:: Provided data

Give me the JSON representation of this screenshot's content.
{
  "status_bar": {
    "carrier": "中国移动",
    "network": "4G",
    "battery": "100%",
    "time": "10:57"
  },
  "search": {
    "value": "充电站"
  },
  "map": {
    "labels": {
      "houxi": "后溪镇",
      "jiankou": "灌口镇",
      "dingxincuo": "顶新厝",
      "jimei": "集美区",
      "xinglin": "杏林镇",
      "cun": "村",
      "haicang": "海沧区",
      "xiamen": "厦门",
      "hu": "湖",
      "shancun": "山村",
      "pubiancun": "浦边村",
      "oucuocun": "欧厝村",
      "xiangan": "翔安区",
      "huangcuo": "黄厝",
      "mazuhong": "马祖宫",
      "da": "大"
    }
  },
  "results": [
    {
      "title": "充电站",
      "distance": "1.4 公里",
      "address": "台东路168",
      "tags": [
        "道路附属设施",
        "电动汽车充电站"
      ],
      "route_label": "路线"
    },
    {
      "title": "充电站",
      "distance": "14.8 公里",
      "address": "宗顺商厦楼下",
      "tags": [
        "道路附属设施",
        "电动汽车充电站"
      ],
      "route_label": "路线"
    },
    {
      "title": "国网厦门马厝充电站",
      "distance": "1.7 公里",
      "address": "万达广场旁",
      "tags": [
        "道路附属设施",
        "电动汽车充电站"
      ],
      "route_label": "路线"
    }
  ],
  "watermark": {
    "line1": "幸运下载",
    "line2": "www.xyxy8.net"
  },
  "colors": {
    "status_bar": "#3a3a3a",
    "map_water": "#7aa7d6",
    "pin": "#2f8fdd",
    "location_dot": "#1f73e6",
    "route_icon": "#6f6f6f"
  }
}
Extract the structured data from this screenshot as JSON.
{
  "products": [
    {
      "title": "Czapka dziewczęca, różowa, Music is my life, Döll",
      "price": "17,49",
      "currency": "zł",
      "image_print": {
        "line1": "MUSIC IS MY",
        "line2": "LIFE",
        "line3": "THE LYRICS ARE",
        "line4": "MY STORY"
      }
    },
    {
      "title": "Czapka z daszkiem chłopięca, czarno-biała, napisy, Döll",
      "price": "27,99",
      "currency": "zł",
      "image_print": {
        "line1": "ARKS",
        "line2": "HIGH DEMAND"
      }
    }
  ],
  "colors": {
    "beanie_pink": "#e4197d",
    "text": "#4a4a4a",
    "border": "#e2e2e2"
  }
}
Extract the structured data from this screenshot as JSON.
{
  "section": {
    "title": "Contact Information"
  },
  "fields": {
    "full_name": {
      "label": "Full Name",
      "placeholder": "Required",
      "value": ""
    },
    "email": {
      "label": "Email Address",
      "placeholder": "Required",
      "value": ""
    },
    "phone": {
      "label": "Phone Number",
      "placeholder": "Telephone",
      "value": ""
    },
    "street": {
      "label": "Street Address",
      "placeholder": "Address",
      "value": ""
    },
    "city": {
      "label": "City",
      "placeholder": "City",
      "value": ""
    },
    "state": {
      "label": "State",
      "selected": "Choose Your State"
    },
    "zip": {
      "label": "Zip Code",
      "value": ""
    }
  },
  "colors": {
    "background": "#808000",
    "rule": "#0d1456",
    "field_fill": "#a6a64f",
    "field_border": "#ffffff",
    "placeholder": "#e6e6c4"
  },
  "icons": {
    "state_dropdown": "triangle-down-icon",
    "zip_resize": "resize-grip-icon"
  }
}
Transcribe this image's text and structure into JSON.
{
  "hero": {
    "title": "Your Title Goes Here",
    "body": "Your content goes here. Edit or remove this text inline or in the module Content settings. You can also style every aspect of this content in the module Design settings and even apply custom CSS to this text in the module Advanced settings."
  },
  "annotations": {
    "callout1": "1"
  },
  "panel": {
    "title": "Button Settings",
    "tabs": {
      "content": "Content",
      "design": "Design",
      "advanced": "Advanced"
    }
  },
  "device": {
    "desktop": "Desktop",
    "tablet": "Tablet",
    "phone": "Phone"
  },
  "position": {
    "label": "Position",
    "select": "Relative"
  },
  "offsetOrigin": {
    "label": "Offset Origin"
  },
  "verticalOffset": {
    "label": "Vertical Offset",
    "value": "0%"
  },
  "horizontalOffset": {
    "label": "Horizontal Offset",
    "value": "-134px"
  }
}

::::

— Task to complete —
Take the data above and return it exactly.

— Complete response —
Give me the JSON representation of this screenshot's content.
{
  "status_bar": {
    "carrier": "中国移动",
    "network": "4G",
    "battery": "100%",
    "time": "10:57"
  },
  "search": {
    "value": "充电站"
  },
  "map": {
    "labels": {
      "houxi": "后溪镇",
      "jiankou": "灌口镇",
      "dingxincuo": "顶新厝",
      "jimei": "集美区",
      "xinglin": "杏林镇",
      "cun": "村",
      "haicang": "海沧区",
      "xiamen": "厦门",
      "hu": "湖",
      "shancun": "山村",
      "pubiancun": "浦边村",
      "oucuocun": "欧厝村",
      "xiangan": "翔安区",
      "huangcuo": "黄厝",
      "mazuhong": "马祖宫",
      "da": "大"
    }
  },
  "results": [
    {
      "title": "充电站",
      "distance": "1.4 公里",
      "address": "台东路168",
      "tags": [
        "道路附属设施",
        "电动汽车充电站"
      ],
      "route_label": "路线"
    },
    {
      "title": "充电站",
      "distance": "14.8 公里",
      "address": "宗顺商厦楼下",
      "tags": [
        "道路附属设施",
        "电动汽车充电站"
      ],
      "route_label": "路线"
    },
    {
      "title": "国网厦门马厝充电站",
      "distance": "1.7 公里",
      "address": "万达广场旁",
      "tags": [
        "道路附属设施",
        "电动汽车充电站"
      ],
      "route_label": "路线"
    }
  ],
  "watermark": {
    "line1": "幸运下载",
    "line2": "www.xyxy8.net"
  },
  "colors": {
    "status_bar": "#3a3a3a",
    "map_water": "#7aa7d6",
    "pin": "#2f8fdd",
    "location_dot": "#1f73e6",
    "route_icon": "#6f6f6f"
  }
}
Extract the structured data from this screenshot as JSON.
{
  "products": [
    {
      "title": "Czapka dziewczęca, różowa, Music is my life, Döll",
      "price": "17,49",
      "currency": "zł",
      "image_print": {
        "line1": "MUSIC IS MY",
        "line2": "LIFE",
        "line3": "THE LYRICS ARE",
        "line4": "MY STORY"
      }
    },
    {
      "title": "Czapka z daszkiem chłopięca, czarno-biała, napisy, Döll",
      "price": "27,99",
      "currency": "zł",
      "image_print": {
        "line1": "ARKS",
        "line2": "HIGH DEMAND"
      }
    }
  ],
  "colors": {
    "beanie_pink": "#e4197d",
    "text": "#4a4a4a",
    "border": "#e2e2e2"
  }
}
Extract the structured data from this screenshot as JSON.
{
  "section": {
    "title": "Contact Information"
  },
  "fields": {
    "full_name": {
      "label": "Full Name",
      "placeholder": "Required",
      "value": ""
    },
    "email": {
      "label": "Email Address",
      "placeholder": "Required",
      "value": ""
    },
    "phone": {
      "label": "Phone Number",
      "placeholder": "Telephone",
      "value": ""
    },
    "street": {
      "label": "Street Address",
      "placeholder": "Address",
      "value": ""
    },
    "city": {
      "label": "City",
      "placeholder": "City",
      "value": ""
    },
    "state": {
      "label": "State",
      "selected": "Choose Your State"
    },
    "zip": {
      "label": "Zip Code",
      "value": ""
    }
  },
  "colors": {
    "background": "#808000",
    "rule": "#0d1456",
    "field_fill": "#a6a64f",
    "field_border": "#ffffff",
    "placeholder": "#e6e6c4"
  },
  "icons": {
    "state_dropdown": "triangle-down-icon",
    "zip_resize": "resize-grip-icon"
  }
}
Transcribe this image's text and structure into JSON.
{
  "hero": {
    "title": "Your Title Goes Here",
    "body": "Your content goes here. Edit or remove this text inline or in the module Content settings. You can also style every aspect of this content in the module Design settings and even apply custom CSS to this text in the module Advanced settings."
  },
  "annotations": {
    "callout1": "1"
  },
  "panel": {
    "title": "Button Settings",
    "tabs": {
      "content": "Content",
      "design": "Design",
      "advanced": "Advanced"
    }
  },
  "device": {
    "desktop": "Desktop",
    "tablet": "Tablet",
    "phone": "Phone"
  },
  "position": {
    "label": "Position",
    "select": "Relative"
  },
  "offsetOrigin": {
    "label": "Offset Origin"
  },
  "verticalOffset": {
    "label": "Vertical Offset",
    "value": "0%"
  },
  "horizontalOffset": {
    "label": "Horizontal Offset",
    "value": "-134px"
  }
}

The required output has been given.